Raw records
-- begin --

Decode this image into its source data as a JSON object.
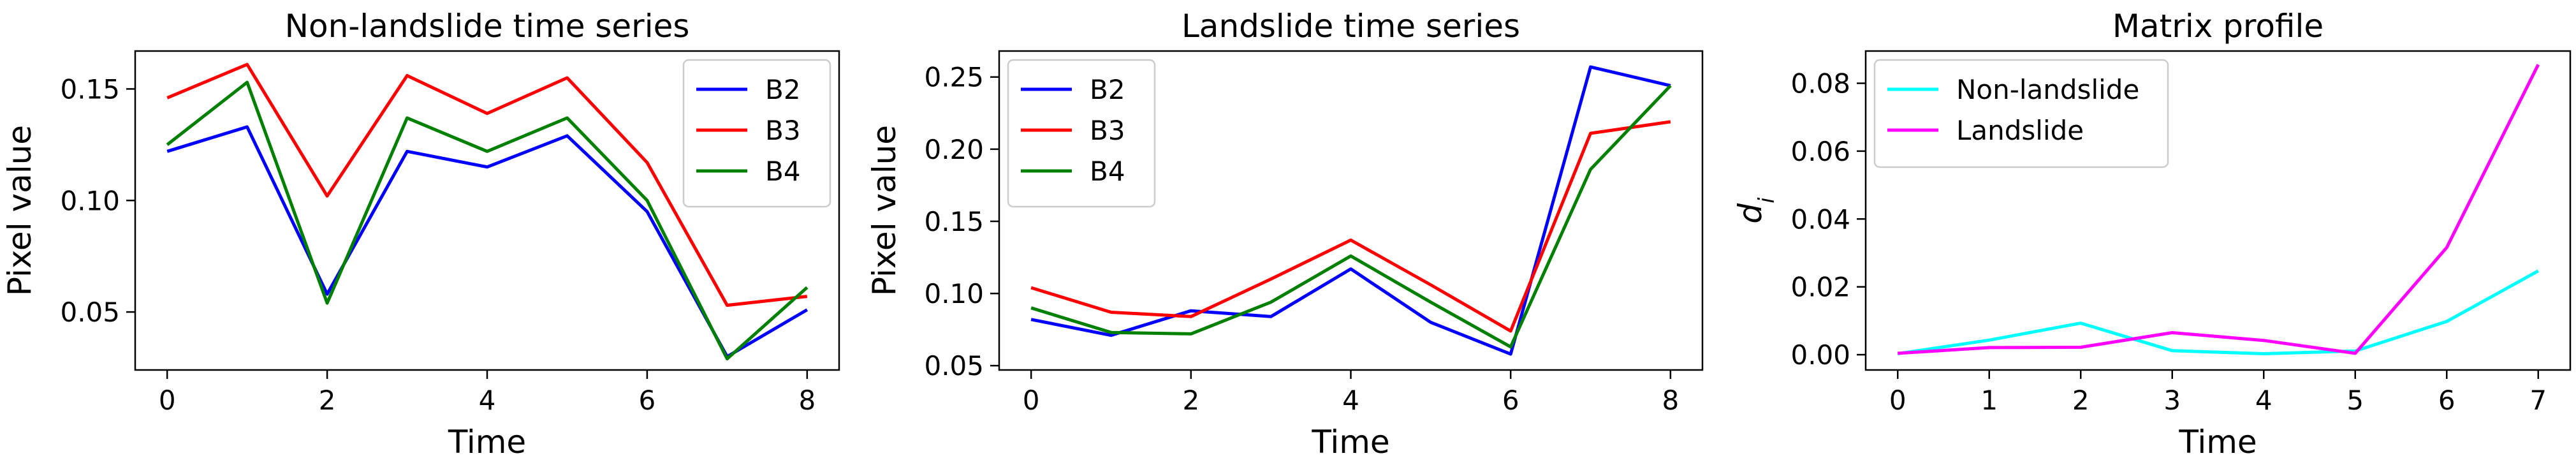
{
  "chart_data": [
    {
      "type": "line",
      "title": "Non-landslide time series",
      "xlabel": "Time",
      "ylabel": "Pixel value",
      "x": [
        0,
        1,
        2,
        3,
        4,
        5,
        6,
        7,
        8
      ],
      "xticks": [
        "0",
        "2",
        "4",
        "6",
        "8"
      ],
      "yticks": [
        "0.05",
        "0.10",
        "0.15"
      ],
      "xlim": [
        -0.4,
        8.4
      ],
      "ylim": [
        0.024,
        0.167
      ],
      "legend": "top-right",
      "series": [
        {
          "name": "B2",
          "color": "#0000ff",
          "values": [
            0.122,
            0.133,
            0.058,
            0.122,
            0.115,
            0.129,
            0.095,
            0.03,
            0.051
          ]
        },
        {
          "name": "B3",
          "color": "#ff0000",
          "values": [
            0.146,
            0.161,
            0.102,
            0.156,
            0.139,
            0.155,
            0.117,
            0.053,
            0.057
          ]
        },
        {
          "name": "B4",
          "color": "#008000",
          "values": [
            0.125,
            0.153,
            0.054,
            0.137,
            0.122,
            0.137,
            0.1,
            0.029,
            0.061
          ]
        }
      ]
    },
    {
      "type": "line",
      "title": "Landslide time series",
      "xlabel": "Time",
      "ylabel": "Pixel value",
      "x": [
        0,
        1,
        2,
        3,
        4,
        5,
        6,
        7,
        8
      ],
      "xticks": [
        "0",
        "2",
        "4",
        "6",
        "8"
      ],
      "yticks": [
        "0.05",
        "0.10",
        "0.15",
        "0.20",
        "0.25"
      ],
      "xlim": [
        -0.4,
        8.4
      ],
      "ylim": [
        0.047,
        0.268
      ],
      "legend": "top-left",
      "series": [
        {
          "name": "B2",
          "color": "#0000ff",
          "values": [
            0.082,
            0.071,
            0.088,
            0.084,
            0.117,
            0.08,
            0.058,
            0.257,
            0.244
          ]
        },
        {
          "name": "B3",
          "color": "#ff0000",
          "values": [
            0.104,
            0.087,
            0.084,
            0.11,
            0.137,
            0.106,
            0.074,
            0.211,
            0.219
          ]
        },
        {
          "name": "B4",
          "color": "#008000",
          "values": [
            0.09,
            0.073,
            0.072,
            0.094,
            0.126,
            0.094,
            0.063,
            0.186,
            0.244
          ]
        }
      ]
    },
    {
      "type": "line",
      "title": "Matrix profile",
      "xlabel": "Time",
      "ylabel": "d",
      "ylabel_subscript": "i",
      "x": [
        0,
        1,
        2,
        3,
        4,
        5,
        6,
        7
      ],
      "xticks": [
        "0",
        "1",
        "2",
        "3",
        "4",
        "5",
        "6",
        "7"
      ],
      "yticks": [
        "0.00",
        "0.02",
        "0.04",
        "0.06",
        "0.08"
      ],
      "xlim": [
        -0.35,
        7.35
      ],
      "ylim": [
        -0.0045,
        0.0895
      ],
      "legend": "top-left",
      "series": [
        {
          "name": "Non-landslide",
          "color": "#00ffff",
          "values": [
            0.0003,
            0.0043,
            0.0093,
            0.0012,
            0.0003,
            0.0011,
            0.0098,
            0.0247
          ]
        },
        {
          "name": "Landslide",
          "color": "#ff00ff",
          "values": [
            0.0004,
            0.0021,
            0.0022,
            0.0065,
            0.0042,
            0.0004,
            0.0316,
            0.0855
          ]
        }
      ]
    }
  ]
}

-- end --

Task to carry out: Return all the entries word for word, but omit any pictures they contain.

Exercise result:
Decode this image into its source data as a JSON object.
{
  "chart_data": [
    {
      "type": "line",
      "title": "Non-landslide time series",
      "xlabel": "Time",
      "ylabel": "Pixel value",
      "x": [
        0,
        1,
        2,
        3,
        4,
        5,
        6,
        7,
        8
      ],
      "xticks": [
        "0",
        "2",
        "4",
        "6",
        "8"
      ],
      "yticks": [
        "0.05",
        "0.10",
        "0.15"
      ],
      "xlim": [
        -0.4,
        8.4
      ],
      "ylim": [
        0.024,
        0.167
      ],
      "legend": "top-right",
      "series": [
        {
          "name": "B2",
          "color": "#0000ff",
          "values": [
            0.122,
            0.133,
            0.058,
            0.122,
            0.115,
            0.129,
            0.095,
            0.03,
            0.051
          ]
        },
        {
          "name": "B3",
          "color": "#ff0000",
          "values": [
            0.146,
            0.161,
            0.102,
            0.156,
            0.139,
            0.155,
            0.117,
            0.053,
            0.057
          ]
        },
        {
          "name": "B4",
          "color": "#008000",
          "values": [
            0.125,
            0.153,
            0.054,
            0.137,
            0.122,
            0.137,
            0.1,
            0.029,
            0.061
          ]
        }
      ]
    },
    {
      "type": "line",
      "title": "Landslide time series",
      "xlabel": "Time",
      "ylabel": "Pixel value",
      "x": [
        0,
        1,
        2,
        3,
        4,
        5,
        6,
        7,
        8
      ],
      "xticks": [
        "0",
        "2",
        "4",
        "6",
        "8"
      ],
      "yticks": [
        "0.05",
        "0.10",
        "0.15",
        "0.20",
        "0.25"
      ],
      "xlim": [
        -0.4,
        8.4
      ],
      "ylim": [
        0.047,
        0.268
      ],
      "legend": "top-left",
      "series": [
        {
          "name": "B2",
          "color": "#0000ff",
          "values": [
            0.082,
            0.071,
            0.088,
            0.084,
            0.117,
            0.08,
            0.058,
            0.257,
            0.244
          ]
        },
        {
          "name": "B3",
          "color": "#ff0000",
          "values": [
            0.104,
            0.087,
            0.084,
            0.11,
            0.137,
            0.106,
            0.074,
            0.211,
            0.219
          ]
        },
        {
          "name": "B4",
          "color": "#008000",
          "values": [
            0.09,
            0.073,
            0.072,
            0.094,
            0.126,
            0.094,
            0.063,
            0.186,
            0.244
          ]
        }
      ]
    },
    {
      "type": "line",
      "title": "Matrix profile",
      "xlabel": "Time",
      "ylabel": "d",
      "ylabel_subscript": "i",
      "x": [
        0,
        1,
        2,
        3,
        4,
        5,
        6,
        7
      ],
      "xticks": [
        "0",
        "1",
        "2",
        "3",
        "4",
        "5",
        "6",
        "7"
      ],
      "yticks": [
        "0.00",
        "0.02",
        "0.04",
        "0.06",
        "0.08"
      ],
      "xlim": [
        -0.35,
        7.35
      ],
      "ylim": [
        -0.0045,
        0.0895
      ],
      "legend": "top-left",
      "series": [
        {
          "name": "Non-landslide",
          "color": "#00ffff",
          "values": [
            0.0003,
            0.0043,
            0.0093,
            0.0012,
            0.0003,
            0.0011,
            0.0098,
            0.0247
          ]
        },
        {
          "name": "Landslide",
          "color": "#ff00ff",
          "values": [
            0.0004,
            0.0021,
            0.0022,
            0.0065,
            0.0042,
            0.0004,
            0.0316,
            0.0855
          ]
        }
      ]
    }
  ]
}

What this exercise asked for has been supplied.